* Instructions for the task *
Return each line of the data below exactly, omitting any pictures.

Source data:
*-*-*
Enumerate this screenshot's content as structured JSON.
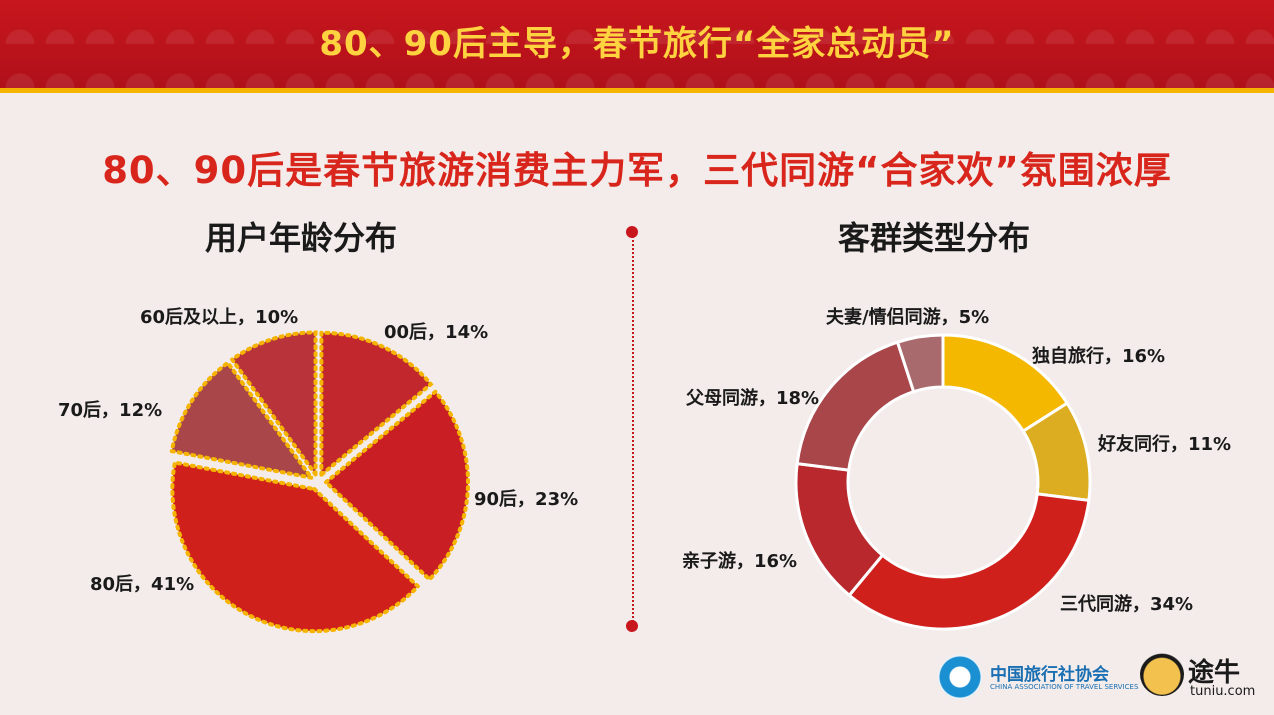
{
  "header": {
    "title": "80、90后主导，春节旅行“全家总动员”"
  },
  "headline": "80、90后是春节旅游消费主力军，三代同游“合家欢”氛围浓厚",
  "colors": {
    "red": "#c8161d",
    "gold": "#f5b400",
    "headline": "#d9261c"
  },
  "chart_data": [
    {
      "type": "pie",
      "title": "用户年龄分布",
      "categories": [
        "00后",
        "90后",
        "80后",
        "70后",
        "60后及以上"
      ],
      "values": [
        14,
        23,
        41,
        12,
        10
      ],
      "labels": [
        "00后，14%",
        "90后，23%",
        "80后，41%",
        "70后，12%",
        "60后及以上，10%"
      ],
      "colors": [
        "#c2272d",
        "#c81e24",
        "#d0201c",
        "#a8464a",
        "#b8333a"
      ]
    },
    {
      "type": "pie",
      "title": "客群类型分布",
      "categories": [
        "独自旅行",
        "好友同行",
        "三代同游",
        "亲子游",
        "父母同游",
        "夫妻/情侣同游"
      ],
      "values": [
        16,
        11,
        34,
        16,
        18,
        5
      ],
      "labels": [
        "独自旅行，16%",
        "好友同行，11%",
        "三代同游，34%",
        "亲子游，16%",
        "父母同游，18%",
        "夫妻/情侣同游，5%"
      ],
      "colors": [
        "#f5b800",
        "#dcad20",
        "#d0201c",
        "#b8282d",
        "#a8464a",
        "#a86a6c"
      ]
    }
  ],
  "logos": {
    "ctas_cn": "中国旅行社协会",
    "ctas_en": "CHINA ASSOCIATION OF TRAVEL SERVICES",
    "tuniu_cn": "途牛",
    "tuniu_en": "tuniu.com"
  }
}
*-*-*
* Complete response *
Enumerate this screenshot's content as structured JSON.
{
  "header": {
    "title": "80、90后主导，春节旅行“全家总动员”"
  },
  "headline": "80、90后是春节旅游消费主力军，三代同游“合家欢”氛围浓厚",
  "colors": {
    "red": "#c8161d",
    "gold": "#f5b400",
    "headline": "#d9261c"
  },
  "chart_data": [
    {
      "type": "pie",
      "title": "用户年龄分布",
      "categories": [
        "00后",
        "90后",
        "80后",
        "70后",
        "60后及以上"
      ],
      "values": [
        14,
        23,
        41,
        12,
        10
      ],
      "labels": [
        "00后，14%",
        "90后，23%",
        "80后，41%",
        "70后，12%",
        "60后及以上，10%"
      ],
      "colors": [
        "#c2272d",
        "#c81e24",
        "#d0201c",
        "#a8464a",
        "#b8333a"
      ]
    },
    {
      "type": "pie",
      "title": "客群类型分布",
      "categories": [
        "独自旅行",
        "好友同行",
        "三代同游",
        "亲子游",
        "父母同游",
        "夫妻/情侣同游"
      ],
      "values": [
        16,
        11,
        34,
        16,
        18,
        5
      ],
      "labels": [
        "独自旅行，16%",
        "好友同行，11%",
        "三代同游，34%",
        "亲子游，16%",
        "父母同游，18%",
        "夫妻/情侣同游，5%"
      ],
      "colors": [
        "#f5b800",
        "#dcad20",
        "#d0201c",
        "#b8282d",
        "#a8464a",
        "#a86a6c"
      ]
    }
  ],
  "logos": {
    "ctas_cn": "中国旅行社协会",
    "ctas_en": "CHINA ASSOCIATION OF TRAVEL SERVICES",
    "tuniu_cn": "途牛",
    "tuniu_en": "tuniu.com"
  }
}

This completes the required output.